▶ _WRITTEN TASK_: State the number of lines with the string "Viviendas" in them, and nothing else.

▶ _DATASET ROWS_:
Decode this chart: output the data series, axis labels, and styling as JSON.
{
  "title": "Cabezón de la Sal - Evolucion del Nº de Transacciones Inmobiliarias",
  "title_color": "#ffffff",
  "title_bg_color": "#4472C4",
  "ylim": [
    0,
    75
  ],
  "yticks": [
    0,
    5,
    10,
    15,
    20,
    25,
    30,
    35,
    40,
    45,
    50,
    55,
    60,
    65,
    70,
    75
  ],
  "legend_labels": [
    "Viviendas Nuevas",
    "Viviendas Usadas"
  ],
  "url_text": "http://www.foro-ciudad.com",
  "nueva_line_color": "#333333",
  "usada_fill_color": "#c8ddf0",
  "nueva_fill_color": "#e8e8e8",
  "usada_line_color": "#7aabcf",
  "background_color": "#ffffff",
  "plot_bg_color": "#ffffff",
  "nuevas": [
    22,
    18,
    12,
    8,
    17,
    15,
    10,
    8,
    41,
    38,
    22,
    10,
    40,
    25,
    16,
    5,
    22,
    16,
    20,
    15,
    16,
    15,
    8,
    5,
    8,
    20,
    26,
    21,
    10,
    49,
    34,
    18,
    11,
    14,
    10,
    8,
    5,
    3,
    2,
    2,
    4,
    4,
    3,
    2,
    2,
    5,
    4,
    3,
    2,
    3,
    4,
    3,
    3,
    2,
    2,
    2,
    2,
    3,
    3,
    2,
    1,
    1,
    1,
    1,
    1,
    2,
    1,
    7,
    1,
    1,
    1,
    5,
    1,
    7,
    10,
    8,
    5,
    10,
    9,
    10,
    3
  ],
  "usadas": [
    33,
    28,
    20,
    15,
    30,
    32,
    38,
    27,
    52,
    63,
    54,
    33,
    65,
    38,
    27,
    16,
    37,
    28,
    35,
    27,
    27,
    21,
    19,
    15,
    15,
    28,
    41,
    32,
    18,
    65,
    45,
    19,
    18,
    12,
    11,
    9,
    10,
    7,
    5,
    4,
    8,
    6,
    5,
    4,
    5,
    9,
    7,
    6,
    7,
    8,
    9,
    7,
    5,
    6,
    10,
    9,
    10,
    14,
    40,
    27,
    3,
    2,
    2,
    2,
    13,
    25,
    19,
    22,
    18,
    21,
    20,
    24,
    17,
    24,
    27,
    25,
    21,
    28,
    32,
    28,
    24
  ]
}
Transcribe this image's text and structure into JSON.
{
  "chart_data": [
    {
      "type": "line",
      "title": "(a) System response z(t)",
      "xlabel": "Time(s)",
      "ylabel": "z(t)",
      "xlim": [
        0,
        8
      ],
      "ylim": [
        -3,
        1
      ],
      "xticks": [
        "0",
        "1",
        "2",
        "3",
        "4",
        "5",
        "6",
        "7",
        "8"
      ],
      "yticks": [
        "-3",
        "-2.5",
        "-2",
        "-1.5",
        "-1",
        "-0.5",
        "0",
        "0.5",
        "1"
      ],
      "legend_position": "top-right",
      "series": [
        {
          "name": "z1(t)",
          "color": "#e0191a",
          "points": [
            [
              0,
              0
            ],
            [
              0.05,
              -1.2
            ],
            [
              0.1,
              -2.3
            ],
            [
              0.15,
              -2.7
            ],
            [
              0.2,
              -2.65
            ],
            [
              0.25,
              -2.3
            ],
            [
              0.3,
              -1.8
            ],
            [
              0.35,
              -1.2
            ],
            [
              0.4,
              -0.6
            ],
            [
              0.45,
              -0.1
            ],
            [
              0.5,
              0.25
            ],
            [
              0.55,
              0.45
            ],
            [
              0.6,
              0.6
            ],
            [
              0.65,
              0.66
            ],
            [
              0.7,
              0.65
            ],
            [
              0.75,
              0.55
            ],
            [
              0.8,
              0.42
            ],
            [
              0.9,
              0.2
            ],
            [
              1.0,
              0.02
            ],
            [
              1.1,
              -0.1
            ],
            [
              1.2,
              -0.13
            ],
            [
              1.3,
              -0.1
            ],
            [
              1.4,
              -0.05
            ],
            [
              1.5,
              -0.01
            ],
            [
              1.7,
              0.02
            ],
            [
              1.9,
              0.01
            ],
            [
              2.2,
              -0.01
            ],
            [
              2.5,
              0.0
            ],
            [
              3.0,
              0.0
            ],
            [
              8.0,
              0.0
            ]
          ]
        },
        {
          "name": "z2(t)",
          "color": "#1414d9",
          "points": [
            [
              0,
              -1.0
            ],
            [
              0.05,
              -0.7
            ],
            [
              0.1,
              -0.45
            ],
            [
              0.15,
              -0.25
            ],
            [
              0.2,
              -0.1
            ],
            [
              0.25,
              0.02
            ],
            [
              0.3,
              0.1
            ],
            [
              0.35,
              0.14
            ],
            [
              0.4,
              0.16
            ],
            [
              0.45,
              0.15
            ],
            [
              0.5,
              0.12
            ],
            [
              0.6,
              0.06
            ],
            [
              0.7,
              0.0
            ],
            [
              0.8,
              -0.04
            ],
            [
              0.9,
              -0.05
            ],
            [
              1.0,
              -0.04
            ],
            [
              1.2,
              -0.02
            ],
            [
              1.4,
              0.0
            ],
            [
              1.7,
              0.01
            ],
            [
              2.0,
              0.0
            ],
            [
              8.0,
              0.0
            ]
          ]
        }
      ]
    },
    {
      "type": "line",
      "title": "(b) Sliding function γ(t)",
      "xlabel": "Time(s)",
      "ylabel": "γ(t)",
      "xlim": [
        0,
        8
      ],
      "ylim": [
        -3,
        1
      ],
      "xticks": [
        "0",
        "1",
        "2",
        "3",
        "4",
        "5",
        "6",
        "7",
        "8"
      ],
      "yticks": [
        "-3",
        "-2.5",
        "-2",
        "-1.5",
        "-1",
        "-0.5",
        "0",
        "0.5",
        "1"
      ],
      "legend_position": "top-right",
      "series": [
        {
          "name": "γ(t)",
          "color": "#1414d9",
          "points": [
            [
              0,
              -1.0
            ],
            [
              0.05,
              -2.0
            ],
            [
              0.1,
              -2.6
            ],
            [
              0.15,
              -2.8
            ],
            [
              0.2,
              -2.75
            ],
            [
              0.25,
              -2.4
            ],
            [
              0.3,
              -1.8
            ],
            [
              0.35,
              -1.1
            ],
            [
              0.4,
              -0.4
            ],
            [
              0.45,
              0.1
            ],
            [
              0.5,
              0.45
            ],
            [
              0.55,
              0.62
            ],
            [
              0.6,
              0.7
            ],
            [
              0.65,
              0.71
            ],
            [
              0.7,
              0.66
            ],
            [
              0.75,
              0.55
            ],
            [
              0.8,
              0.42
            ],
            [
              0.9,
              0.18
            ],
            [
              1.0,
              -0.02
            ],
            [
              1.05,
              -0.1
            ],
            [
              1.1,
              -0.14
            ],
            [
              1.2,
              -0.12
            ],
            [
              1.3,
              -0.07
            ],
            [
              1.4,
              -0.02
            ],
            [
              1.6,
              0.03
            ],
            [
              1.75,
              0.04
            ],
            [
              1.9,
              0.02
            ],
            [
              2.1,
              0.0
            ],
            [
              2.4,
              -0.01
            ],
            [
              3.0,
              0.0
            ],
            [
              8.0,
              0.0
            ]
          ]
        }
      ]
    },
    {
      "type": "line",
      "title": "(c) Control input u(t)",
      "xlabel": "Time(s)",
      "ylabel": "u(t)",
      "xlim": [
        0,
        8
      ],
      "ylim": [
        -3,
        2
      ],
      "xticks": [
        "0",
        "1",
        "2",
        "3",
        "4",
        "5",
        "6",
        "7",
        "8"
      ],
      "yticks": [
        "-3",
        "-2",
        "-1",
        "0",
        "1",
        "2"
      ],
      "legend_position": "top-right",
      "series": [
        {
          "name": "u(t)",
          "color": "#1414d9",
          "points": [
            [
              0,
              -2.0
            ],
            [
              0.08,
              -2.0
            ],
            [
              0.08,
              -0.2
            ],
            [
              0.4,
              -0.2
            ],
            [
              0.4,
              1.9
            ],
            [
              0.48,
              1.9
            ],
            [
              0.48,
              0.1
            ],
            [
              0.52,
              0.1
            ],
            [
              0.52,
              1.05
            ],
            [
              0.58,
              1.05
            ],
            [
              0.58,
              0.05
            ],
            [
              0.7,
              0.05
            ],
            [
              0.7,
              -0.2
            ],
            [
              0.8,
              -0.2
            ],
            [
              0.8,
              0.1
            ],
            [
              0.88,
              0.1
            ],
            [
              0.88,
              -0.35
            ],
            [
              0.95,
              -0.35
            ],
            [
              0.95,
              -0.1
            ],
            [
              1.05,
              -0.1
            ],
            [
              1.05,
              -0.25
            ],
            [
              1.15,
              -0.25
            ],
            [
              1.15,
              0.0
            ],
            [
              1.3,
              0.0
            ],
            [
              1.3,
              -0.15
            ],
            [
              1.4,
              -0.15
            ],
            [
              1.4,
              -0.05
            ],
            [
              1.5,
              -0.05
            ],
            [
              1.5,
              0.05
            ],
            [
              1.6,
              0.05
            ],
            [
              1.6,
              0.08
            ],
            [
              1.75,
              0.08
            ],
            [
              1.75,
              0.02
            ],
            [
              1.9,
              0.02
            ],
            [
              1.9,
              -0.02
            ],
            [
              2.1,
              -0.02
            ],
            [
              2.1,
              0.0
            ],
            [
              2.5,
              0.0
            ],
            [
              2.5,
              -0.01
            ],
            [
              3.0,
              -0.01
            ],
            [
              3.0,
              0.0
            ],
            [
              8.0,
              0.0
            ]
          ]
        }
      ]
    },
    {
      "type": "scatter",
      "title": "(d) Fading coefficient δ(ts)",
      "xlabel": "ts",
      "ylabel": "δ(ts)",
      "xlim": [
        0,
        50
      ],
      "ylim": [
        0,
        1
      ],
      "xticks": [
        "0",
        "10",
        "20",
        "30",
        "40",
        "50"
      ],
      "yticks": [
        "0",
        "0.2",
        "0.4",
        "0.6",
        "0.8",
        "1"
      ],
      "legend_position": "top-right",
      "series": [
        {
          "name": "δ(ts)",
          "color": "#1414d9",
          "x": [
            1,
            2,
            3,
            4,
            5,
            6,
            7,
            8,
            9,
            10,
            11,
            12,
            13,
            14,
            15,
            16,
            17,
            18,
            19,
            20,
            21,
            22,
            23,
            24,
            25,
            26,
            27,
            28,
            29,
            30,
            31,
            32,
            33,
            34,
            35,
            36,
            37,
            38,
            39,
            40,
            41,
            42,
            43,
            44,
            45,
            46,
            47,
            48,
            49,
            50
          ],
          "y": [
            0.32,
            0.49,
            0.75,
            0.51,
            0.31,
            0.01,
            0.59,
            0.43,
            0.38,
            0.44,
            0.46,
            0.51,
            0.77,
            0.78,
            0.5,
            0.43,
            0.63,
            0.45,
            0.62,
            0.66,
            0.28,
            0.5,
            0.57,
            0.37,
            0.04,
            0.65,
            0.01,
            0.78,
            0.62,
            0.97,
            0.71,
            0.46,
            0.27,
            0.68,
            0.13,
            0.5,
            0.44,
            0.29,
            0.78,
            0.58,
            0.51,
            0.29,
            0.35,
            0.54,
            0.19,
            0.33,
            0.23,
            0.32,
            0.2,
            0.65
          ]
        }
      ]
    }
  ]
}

▶ _FINAL ANSWER_: 2